:: ЦИТИРУЕМЫЙ ТЕКСТ ::
-*-*-
В блестящих капельках росы
Среди коричневых осин
Вот эти… шеи… лебединые.
Славы у Юрки еще не было никакой. Три-четыре стихотворения напечатаны. Зато веры в свое поэтическое предначертание и гонору было — завались. И в этом был он убедителен, как истинный поэт. И ему хотелось, чтобы его раз уж не печатают, так чтобы признал кто-нибудь такой, чтобы все поняли… И поехали Юра с Ваней в Переделкино. Потому что «кто-нибудь такой» для Юры был один и звали его Пастернак.
В моем архиве есть несколько любительских фотографий — Юра с Пастернаком и просто Пастернак, даже в пижаме. Для меня тогда, да и сейчас, в этом есть элемент признания — в этой пижаме. Сфотографироваться можно с любым, а вот фотографировать себя в пижаме можно разрешить только человеку близкому. Я там не был. Но то, что Юру Борис Леонидович привечал, — это, ей же богу, было. И не только по причине рассеянной своей доброты, по которой нынче многие пишут о его к ним заинтересованной благосклонности.
Рассказы Юры и Вани про посещения Переделкина напоминали что-то средневековое, что-то из разряда посвящения в рыцари Святого Грааля. Они были очарованы, горды и даже перестали ругать в ту пору Евтушенко, с которым не только они — все молодые себя тогда сравнивали. Ну, кроме Беллы, конечно.
А потом разразился «Доктор Живаго». Пусть меня распнут литературоведы, но я до сих пор не знаю, хороший это роман, как думают (или по крайней мере говорят) большинство его читавших, или плохой. Но то, что этот роман сыграл роковую роль в российской словесности, это для меня однозначно. И не только в судьбе самого Бориса Леонидовича. Об него надломились судьбы — и у тех, кто был совестлив, как Слуцкий или Мартынов, и репутации многих — от Федина до Симонова и Сергея Сергеевича Смирнова… Последним пока в этом ряду — Солоухин, незадолго до смерти об этот же роковой роман разбивший в осколки остаточную честь. И, уверяю вас, что это еще не конец. Когда все тайное станет явным, еще по чьей-нибудь репутации пойдут трещины — такова судьбообразующая роль этой книги.
-*-*-
:: ЗАДАНИЕ 1 ::
Перепиши слово в слово строки из данных ниже: начни со строки, где есть «edit-tuning-icon[interactable]: ✎ bbox=[521, 206, 534, 219]», и закончи строкой с «table-row: ORACLE Administrative».
Отрывок о Пастернаке никак не связан со строками ниже.
-*-*-
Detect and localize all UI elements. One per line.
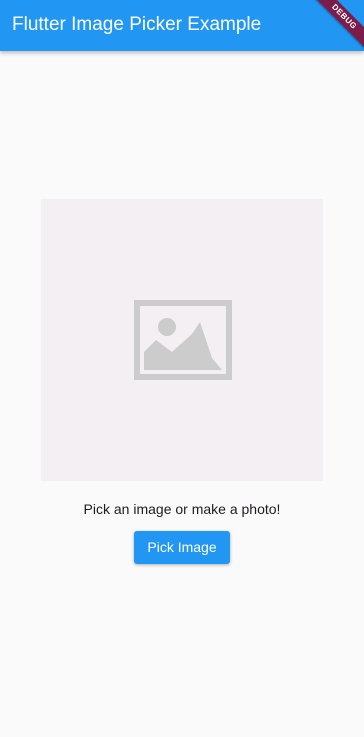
image-placeholder-icon (134, 300, 232, 380)
app-bar: Flutter Image Picker Example (0, 0, 364, 51)
pick-image-button[interactable]: Pick Image (134, 531, 230, 564)
app-title: Flutter Image Picker Example (12, 14, 262, 35)
image-placeholder (41, 199, 323, 481)
caption-text: Pick an image or make a photo! (83, 501, 281, 517)
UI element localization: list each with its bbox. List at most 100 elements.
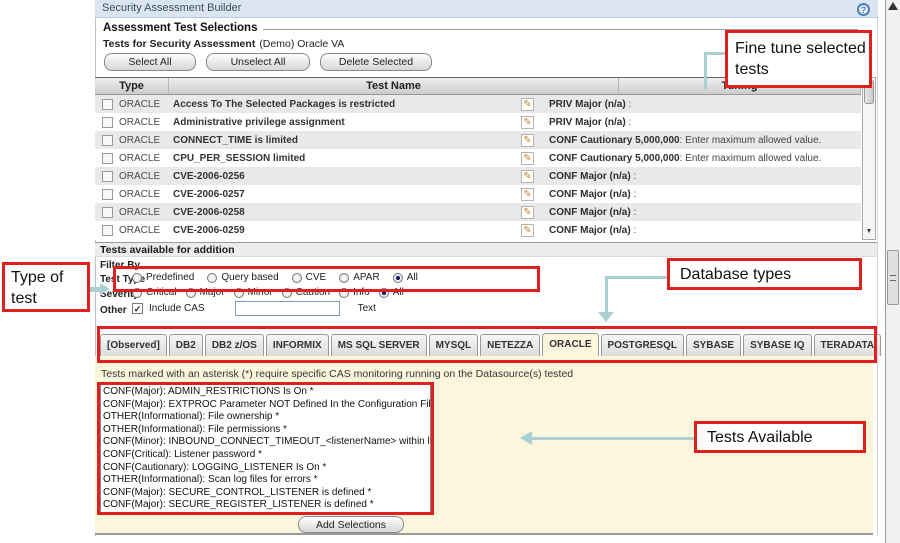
edit-tuning-icon[interactable]: ✎ bbox=[521, 206, 534, 219]
row-test-name: CPU_PER_SESSION limited bbox=[169, 153, 521, 164]
row-type: ORACLE bbox=[119, 117, 169, 128]
table-row: ORACLE Administrative privilege assignme… bbox=[95, 113, 861, 131]
table-row: ORACLE CVE-2006-0256 ✎ CONF Major (n/a) … bbox=[95, 167, 861, 185]
add-selections-button[interactable]: Add Selections bbox=[298, 516, 404, 533]
text-label: Text bbox=[358, 303, 376, 314]
include-cas-label: Include CAS bbox=[149, 303, 205, 314]
tuning-value: PRIV Major (n/a) bbox=[549, 117, 626, 128]
row-tuning: PRIV Major (n/a) : bbox=[543, 117, 861, 128]
row-type: ORACLE bbox=[119, 207, 169, 218]
row-checkbox[interactable] bbox=[102, 153, 113, 164]
row-test-name: CVE-2006-0257 bbox=[169, 189, 521, 200]
tuning-value: CONF Major (n/a) bbox=[549, 171, 631, 182]
tuning-value: CONF Major (n/a) bbox=[549, 207, 631, 218]
database-types-connector bbox=[605, 276, 608, 312]
row-test-name: CVE-2006-0258 bbox=[169, 207, 521, 218]
include-cas-checkbox[interactable]: ✓ bbox=[132, 303, 143, 314]
row-type: ORACLE bbox=[119, 135, 169, 146]
page-scrollbar-grip bbox=[890, 275, 896, 281]
table-scrollbar[interactable]: ▼ bbox=[862, 77, 876, 240]
row-tuning: PRIV Major (n/a) : bbox=[543, 99, 861, 110]
table-row: ORACLE CVE-2006-0257 ✎ CONF Major (n/a) … bbox=[95, 185, 861, 203]
edit-tuning-icon[interactable]: ✎ bbox=[521, 170, 534, 183]
row-test-name: CVE-2006-0259 bbox=[169, 225, 521, 236]
table-row: ORACLE CPU_PER_SESSION limited ✎ CONF Ca… bbox=[95, 149, 861, 167]
row-checkbox[interactable] bbox=[102, 207, 113, 218]
row-test-name: Administrative privilege assignment bbox=[169, 117, 521, 128]
tuning-value: CONF Major (n/a) bbox=[549, 189, 631, 200]
select-all-button[interactable]: Select All bbox=[104, 53, 196, 71]
annotation-box-tabs bbox=[97, 326, 877, 363]
row-checkbox[interactable] bbox=[102, 117, 113, 128]
row-type: ORACLE bbox=[119, 153, 169, 164]
table-scroll-down-icon[interactable]: ▼ bbox=[863, 226, 875, 238]
section-tests-available: Tests available for addition bbox=[95, 242, 877, 257]
edit-tuning-icon[interactable]: ✎ bbox=[521, 224, 534, 237]
window-title: Security Assessment Builder bbox=[95, 0, 878, 18]
tuning-value: PRIV Major (n/a) bbox=[549, 99, 626, 110]
annotation-database-types: Database types bbox=[667, 258, 862, 290]
table-row: ORACLE CVE-2006-0258 ✎ CONF Major (n/a) … bbox=[95, 203, 861, 221]
row-tuning: CONF Cautionary 5,000,000: Enter maximum… bbox=[543, 153, 861, 164]
row-type: ORACLE bbox=[119, 189, 169, 200]
selected-tests-table: Type Test Name Tuning ORACLE Access To T… bbox=[95, 77, 861, 240]
tuning-value: CONF Cautionary 5,000,000 bbox=[549, 135, 680, 146]
table-row: ORACLE CONNECT_TIME is limited ✎ CONF Ca… bbox=[95, 131, 861, 149]
edit-tuning-icon[interactable]: ✎ bbox=[521, 98, 534, 111]
tuning-value: CONF Major (n/a) bbox=[549, 225, 631, 236]
tuning-desc: : bbox=[631, 225, 637, 236]
tests-available-connector bbox=[532, 437, 694, 440]
other-label: Other bbox=[100, 305, 127, 316]
tuning-desc: : bbox=[626, 117, 632, 128]
cas-note: Tests marked with an asterisk (*) requir… bbox=[101, 368, 573, 380]
row-tuning: CONF Major (n/a) : bbox=[543, 207, 861, 218]
annotation-box-list bbox=[97, 382, 434, 515]
table-row: ORACLE Access To The Selected Packages i… bbox=[95, 95, 861, 113]
tuning-desc: : bbox=[631, 189, 637, 200]
row-type: ORACLE bbox=[119, 171, 169, 182]
row-checkbox[interactable] bbox=[102, 135, 113, 146]
row-test-name: CONNECT_TIME is limited bbox=[169, 135, 521, 146]
subtitle-rest: (Demo) Oracle VA bbox=[259, 38, 344, 50]
help-icon[interactable]: ? bbox=[857, 3, 870, 16]
annotation-tests-available: Tests Available bbox=[694, 421, 866, 453]
fine-tune-connector bbox=[704, 52, 725, 55]
row-tuning: CONF Cautionary 5,000,000: Enter maximum… bbox=[543, 135, 861, 146]
page-scroll-up-icon[interactable] bbox=[888, 2, 898, 10]
annotation-fine-tune: Fine tune selected tests bbox=[725, 30, 872, 88]
other-row: ✓ Include CAS Text bbox=[132, 301, 340, 316]
subtitle-bold: Tests for Security Assessment bbox=[103, 38, 255, 50]
section-title: Assessment Test Selections bbox=[103, 22, 257, 34]
database-types-arrowhead-icon bbox=[598, 312, 614, 322]
tuning-value: CONF Cautionary 5,000,000 bbox=[549, 153, 680, 164]
unselect-all-button[interactable]: Unselect All bbox=[206, 53, 310, 71]
row-checkbox[interactable] bbox=[102, 171, 113, 182]
row-type: ORACLE bbox=[119, 99, 169, 110]
edit-tuning-icon[interactable]: ✎ bbox=[521, 134, 534, 147]
row-tuning: CONF Major (n/a) : bbox=[543, 189, 861, 200]
tuning-desc: : bbox=[626, 99, 632, 110]
row-test-name: CVE-2006-0256 bbox=[169, 171, 521, 182]
tuning-desc: : bbox=[631, 207, 637, 218]
filter-text-input[interactable] bbox=[235, 301, 340, 316]
row-tuning: CONF Major (n/a) : bbox=[543, 171, 861, 182]
edit-tuning-icon[interactable]: ✎ bbox=[521, 152, 534, 165]
fine-tune-connector bbox=[704, 52, 707, 89]
col-type: Type bbox=[95, 78, 169, 94]
annotation-box-test-type-row bbox=[113, 266, 540, 292]
row-checkbox[interactable] bbox=[102, 225, 113, 236]
tuning-desc: : Enter maximum allowed value. bbox=[680, 135, 822, 146]
edit-tuning-icon[interactable]: ✎ bbox=[521, 116, 534, 129]
tuning-desc: : bbox=[631, 171, 637, 182]
edit-tuning-icon[interactable]: ✎ bbox=[521, 188, 534, 201]
col-test-name: Test Name bbox=[169, 78, 619, 94]
row-type: ORACLE bbox=[119, 225, 169, 236]
page-scrollbar[interactable] bbox=[885, 0, 900, 543]
row-checkbox[interactable] bbox=[102, 99, 113, 110]
selection-buttons: Select All Unselect All Delete Selected bbox=[104, 53, 432, 71]
row-test-name: Access To The Selected Packages is restr… bbox=[169, 99, 521, 110]
row-checkbox[interactable] bbox=[102, 189, 113, 200]
delete-selected-button[interactable]: Delete Selected bbox=[320, 53, 432, 71]
table-row: ORACLE CVE-2006-0259 ✎ CONF Major (n/a) … bbox=[95, 221, 861, 239]
annotation-type-of-test: Type of test bbox=[2, 262, 90, 312]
-*-*-
:: ЗАДАНИЕ 2 ::
Процитируй отрывок о Пастернаке полностью, ничего не меняя.

:: ПОЛНЫЙ ОТВЕТ 1 ::
edit-tuning-icon[interactable]: ✎ bbox=[521, 206, 534, 219]
row-test-name: CPU_PER_SESSION limited bbox=[169, 153, 521, 164]
row-type: ORACLE bbox=[119, 117, 169, 128]
table-row: ORACLE Administrative privilege assignme… bbox=[95, 113, 861, 131]

:: ПОЛНЫЙ ОТВЕТ 2 ::
В блестящих капельках росы
Среди коричневых осин
Вот эти… шеи… лебединые.
Славы у Юрки еще не было никакой. Три-четыре стихотворения напечатаны. Зато веры в свое поэтическое предначертание и гонору было — завались. И в этом был он убедителен, как истинный поэт. И ему хотелось, чтобы его раз уж не печатают, так чтобы признал кто-нибудь такой, чтобы все поняли… И поехали Юра с Ваней в Переделкино. Потому что «кто-нибудь такой» для Юры был один и звали его Пастернак.
В моем архиве есть несколько любительских фотографий — Юра с Пастернаком и просто Пастернак, даже в пижаме. Для меня тогда, да и сейчас, в этом есть элемент признания — в этой пижаме. Сфотографироваться можно с любым, а вот фотографировать себя в пижаме можно разрешить только человеку близкому. Я там не был. Но то, что Юру Борис Леонидович привечал, — это, ей же богу, было. И не только по причине рассеянной своей доброты, по которой нынче многие пишут о его к ним заинтересованной благосклонности.
Рассказы Юры и Вани про посещения Переделкина напоминали что-то средневековое, что-то из разряда посвящения в рыцари Святого Грааля. Они были очарованы, горды и даже перестали ругать в ту пору Евтушенко, с которым не только они — все молодые себя тогда сравнивали. Ну, кроме Беллы, конечно.
А потом разразился «Доктор Живаго». Пусть меня распнут литературоведы, но я до сих пор не знаю, хороший это роман, как думают (или по крайней мере говорят) большинство его читавших, или плохой. Но то, что этот роман сыграл роковую роль в российской словесности, это для меня однозначно. И не только в судьбе самого Бориса Леонидовича. Об него надломились судьбы — и у тех, кто был совестлив, как Слуцкий или Мартынов, и репутации многих — от Федина до Симонова и Сергея Сергеевича Смирнова… Последним пока в этом ряду — Солоухин, незадолго до смерти об этот же роковой роман разбивший в осколки остаточную честь. И, уверяю вас, что это еще не конец. Когда все тайное станет явным, еще по чьей-нибудь репутации пойдут трещины — такова судьбообразующая роль этой книги.